• [Required task]: Reproduce the entries below in full, word for word.

[Saved entries]
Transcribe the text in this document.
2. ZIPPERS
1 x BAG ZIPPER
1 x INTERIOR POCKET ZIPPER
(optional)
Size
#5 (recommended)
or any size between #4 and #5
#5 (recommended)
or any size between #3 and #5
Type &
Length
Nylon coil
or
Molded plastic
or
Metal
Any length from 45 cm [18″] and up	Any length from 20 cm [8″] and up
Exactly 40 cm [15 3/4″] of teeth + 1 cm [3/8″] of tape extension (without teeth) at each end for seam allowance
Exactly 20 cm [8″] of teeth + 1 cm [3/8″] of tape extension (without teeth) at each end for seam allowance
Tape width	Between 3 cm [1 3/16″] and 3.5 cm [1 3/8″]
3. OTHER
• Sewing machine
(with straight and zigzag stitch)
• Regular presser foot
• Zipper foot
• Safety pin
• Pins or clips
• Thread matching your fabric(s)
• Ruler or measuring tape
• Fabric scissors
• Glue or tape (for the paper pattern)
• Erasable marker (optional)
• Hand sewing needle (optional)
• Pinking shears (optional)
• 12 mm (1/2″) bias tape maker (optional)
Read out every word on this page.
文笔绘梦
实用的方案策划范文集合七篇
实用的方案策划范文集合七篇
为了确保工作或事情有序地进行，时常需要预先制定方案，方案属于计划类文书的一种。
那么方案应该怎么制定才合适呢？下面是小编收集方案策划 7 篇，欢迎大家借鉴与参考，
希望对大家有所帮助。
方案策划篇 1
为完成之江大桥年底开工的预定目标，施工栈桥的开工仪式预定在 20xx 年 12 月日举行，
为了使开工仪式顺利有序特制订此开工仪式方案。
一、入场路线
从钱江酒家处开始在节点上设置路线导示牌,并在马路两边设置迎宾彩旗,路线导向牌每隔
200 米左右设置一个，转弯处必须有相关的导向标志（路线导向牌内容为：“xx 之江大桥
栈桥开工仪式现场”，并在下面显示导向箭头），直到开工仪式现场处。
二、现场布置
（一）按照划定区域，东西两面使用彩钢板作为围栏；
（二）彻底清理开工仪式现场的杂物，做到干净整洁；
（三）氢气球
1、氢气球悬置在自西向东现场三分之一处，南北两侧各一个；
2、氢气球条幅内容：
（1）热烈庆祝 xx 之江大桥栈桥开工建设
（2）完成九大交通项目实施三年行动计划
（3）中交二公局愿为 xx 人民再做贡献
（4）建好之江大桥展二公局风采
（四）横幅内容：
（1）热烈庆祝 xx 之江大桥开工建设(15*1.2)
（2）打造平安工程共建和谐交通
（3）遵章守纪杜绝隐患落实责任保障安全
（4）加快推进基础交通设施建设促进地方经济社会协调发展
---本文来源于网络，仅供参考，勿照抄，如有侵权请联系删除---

• [Result for this task]:
Transcribe the text in this document.
2. ZIPPERS
1 x BAG ZIPPER
1 x INTERIOR POCKET ZIPPER
(optional)
Size
#5 (recommended)
or any size between #4 and #5
#5 (recommended)
or any size between #3 and #5
Type &
Length
Nylon coil
or
Molded plastic
or
Metal
Any length from 45 cm [18″] and up	Any length from 20 cm [8″] and up
Exactly 40 cm [15 3/4″] of teeth + 1 cm [3/8″] of tape extension (without teeth) at each end for seam allowance
Exactly 20 cm [8″] of teeth + 1 cm [3/8″] of tape extension (without teeth) at each end for seam allowance
Tape width	Between 3 cm [1 3/16″] and 3.5 cm [1 3/8″]
3. OTHER
• Sewing machine
(with straight and zigzag stitch)
• Regular presser foot
• Zipper foot
• Safety pin
• Pins or clips
• Thread matching your fabric(s)
• Ruler or measuring tape
• Fabric scissors
• Glue or tape (for the paper pattern)
• Erasable marker (optional)
• Hand sewing needle (optional)
• Pinking shears (optional)
• 12 mm (1/2″) bias tape maker (optional)
Read out every word on this page.
文笔绘梦
实用的方案策划范文集合七篇
实用的方案策划范文集合七篇
为了确保工作或事情有序地进行，时常需要预先制定方案，方案属于计划类文书的一种。
那么方案应该怎么制定才合适呢？下面是小编收集方案策划 7 篇，欢迎大家借鉴与参考，
希望对大家有所帮助。
方案策划篇 1
为完成之江大桥年底开工的预定目标，施工栈桥的开工仪式预定在 20xx 年 12 月日举行，
为了使开工仪式顺利有序特制订此开工仪式方案。
一、入场路线
从钱江酒家处开始在节点上设置路线导示牌,并在马路两边设置迎宾彩旗,路线导向牌每隔
200 米左右设置一个，转弯处必须有相关的导向标志（路线导向牌内容为：“xx 之江大桥
栈桥开工仪式现场”，并在下面显示导向箭头），直到开工仪式现场处。
二、现场布置
（一）按照划定区域，东西两面使用彩钢板作为围栏；
（二）彻底清理开工仪式现场的杂物，做到干净整洁；
（三）氢气球
1、氢气球悬置在自西向东现场三分之一处，南北两侧各一个；
2、氢气球条幅内容：
（1）热烈庆祝 xx 之江大桥栈桥开工建设
（2）完成九大交通项目实施三年行动计划
（3）中交二公局愿为 xx 人民再做贡献
（4）建好之江大桥展二公局风采
（四）横幅内容：
（1）热烈庆祝 xx 之江大桥开工建设(15*1.2)
（2）打造平安工程共建和谐交通
（3）遵章守纪杜绝隐患落实责任保障安全
（4）加快推进基础交通设施建设促进地方经济社会协调发展
---本文来源于网络，仅供参考，勿照抄，如有侵权请联系删除---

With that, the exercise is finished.